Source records
[START]
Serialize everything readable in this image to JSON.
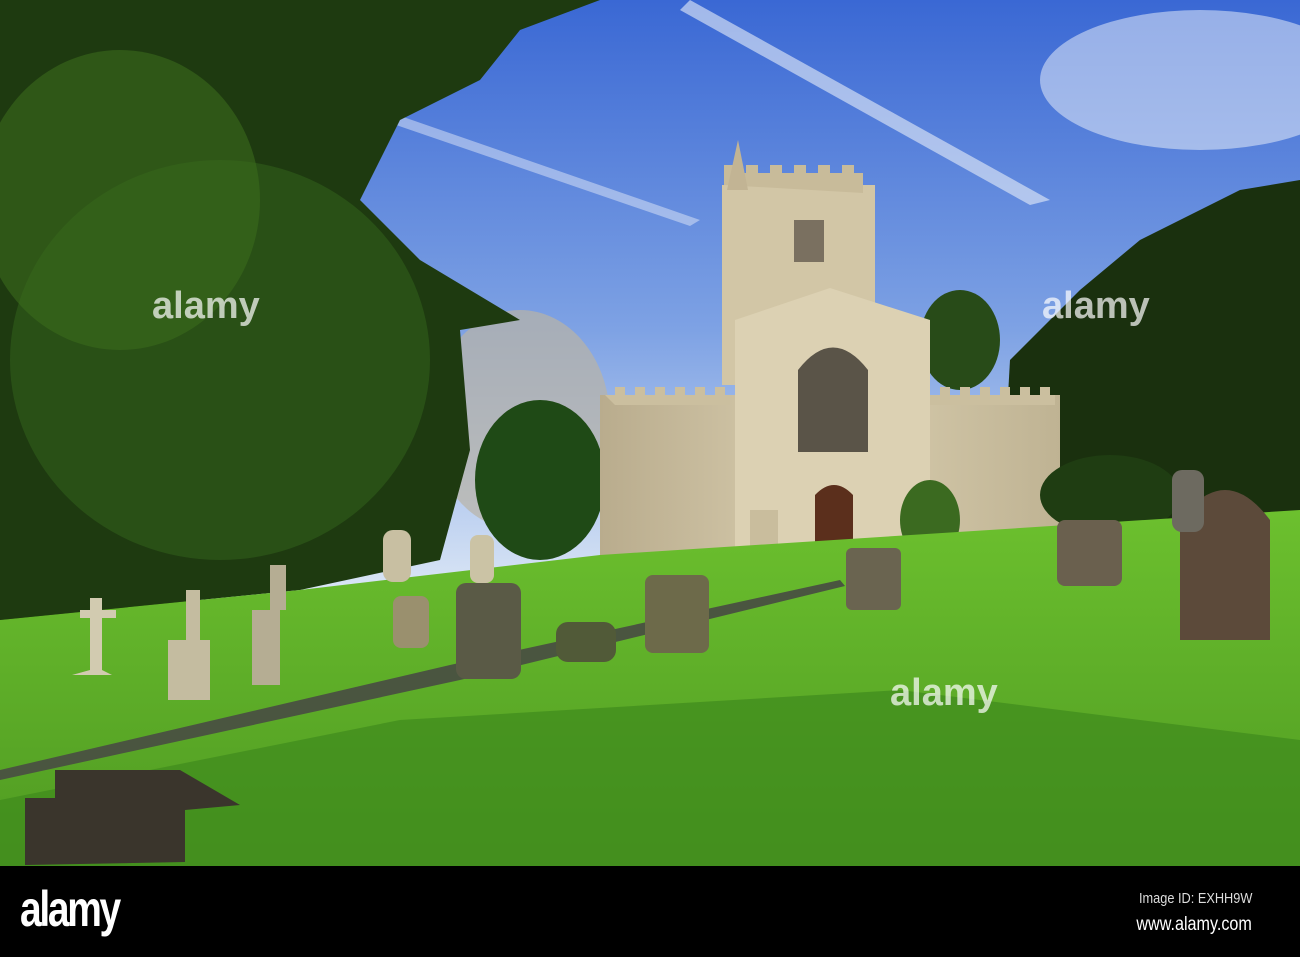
{
  "photo": {
    "subject": "church-in-churchyard",
    "colors": {
      "sky_top": "#3f6fd6",
      "sky_bottom": "#c9dcf2",
      "grass": "#5fb02a",
      "grass_shadow": "#2f6a12",
      "stone": "#cfc3a3",
      "tree_dark": "#1c3410"
    }
  },
  "watermark": {
    "text": "alamy"
  },
  "footer": {
    "logo": "alamy",
    "image_id": "Image ID: EXHH9W",
    "site": "www.alamy.com"
  }
}
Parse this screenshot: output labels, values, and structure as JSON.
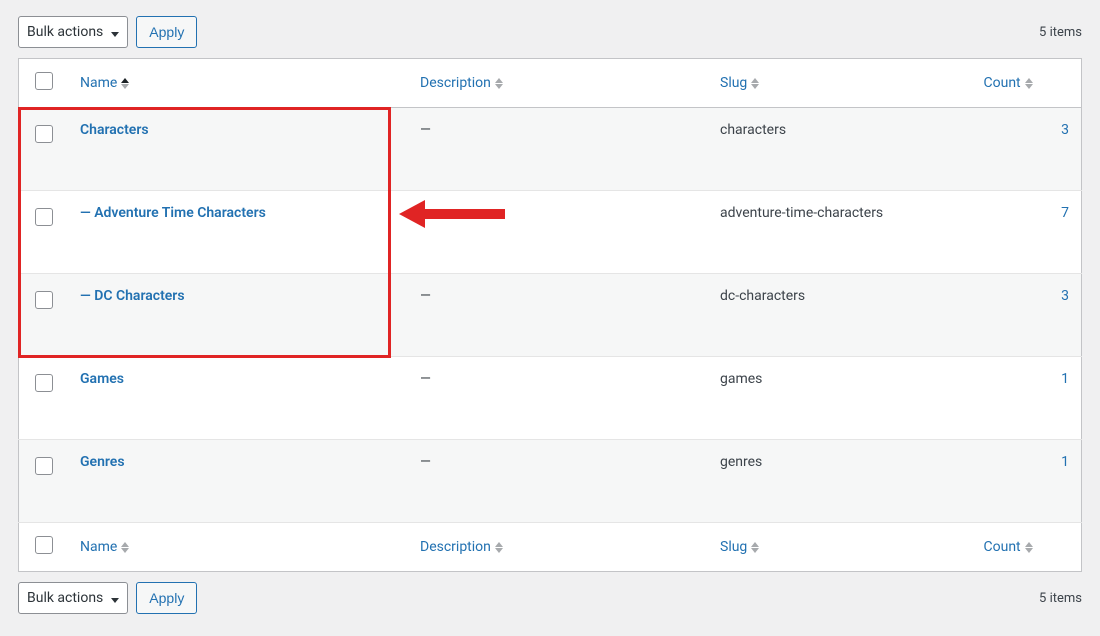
{
  "toolbar": {
    "bulk_label": "Bulk actions",
    "apply_label": "Apply",
    "items_count_text": "5 items"
  },
  "columns": {
    "name": "Name",
    "description": "Description",
    "slug": "Slug",
    "count": "Count"
  },
  "rows": [
    {
      "name": "Characters",
      "indent": "",
      "description": "—",
      "slug": "characters",
      "count": "3"
    },
    {
      "name": "Adventure Time Characters",
      "indent": "— ",
      "description": "",
      "slug": "adventure-time-characters",
      "count": "7"
    },
    {
      "name": "DC Characters",
      "indent": "— ",
      "description": "—",
      "slug": "dc-characters",
      "count": "3"
    },
    {
      "name": "Games",
      "indent": "",
      "description": "—",
      "slug": "games",
      "count": "1"
    },
    {
      "name": "Genres",
      "indent": "",
      "description": "—",
      "slug": "genres",
      "count": "1"
    }
  ],
  "annotation": {
    "type": "highlight-with-arrow",
    "color": "#e02424"
  }
}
[END]
> What is asked:
All of the entries above should be duplicated exactly, except for the pictures.

> Right answer:
Serialize everything readable in this image to JSON.
{
  "photo": {
    "subject": "church-in-churchyard",
    "colors": {
      "sky_top": "#3f6fd6",
      "sky_bottom": "#c9dcf2",
      "grass": "#5fb02a",
      "grass_shadow": "#2f6a12",
      "stone": "#cfc3a3",
      "tree_dark": "#1c3410"
    }
  },
  "watermark": {
    "text": "alamy"
  },
  "footer": {
    "logo": "alamy",
    "image_id": "Image ID: EXHH9W",
    "site": "www.alamy.com"
  }
}
Parse this screenshot: output labels, values, and structure as JSON.
{
  "toolbar": {
    "bulk_label": "Bulk actions",
    "apply_label": "Apply",
    "items_count_text": "5 items"
  },
  "columns": {
    "name": "Name",
    "description": "Description",
    "slug": "Slug",
    "count": "Count"
  },
  "rows": [
    {
      "name": "Characters",
      "indent": "",
      "description": "—",
      "slug": "characters",
      "count": "3"
    },
    {
      "name": "Adventure Time Characters",
      "indent": "— ",
      "description": "",
      "slug": "adventure-time-characters",
      "count": "7"
    },
    {
      "name": "DC Characters",
      "indent": "— ",
      "description": "—",
      "slug": "dc-characters",
      "count": "3"
    },
    {
      "name": "Games",
      "indent": "",
      "description": "—",
      "slug": "games",
      "count": "1"
    },
    {
      "name": "Genres",
      "indent": "",
      "description": "—",
      "slug": "genres",
      "count": "1"
    }
  ],
  "annotation": {
    "type": "highlight-with-arrow",
    "color": "#e02424"
  }
}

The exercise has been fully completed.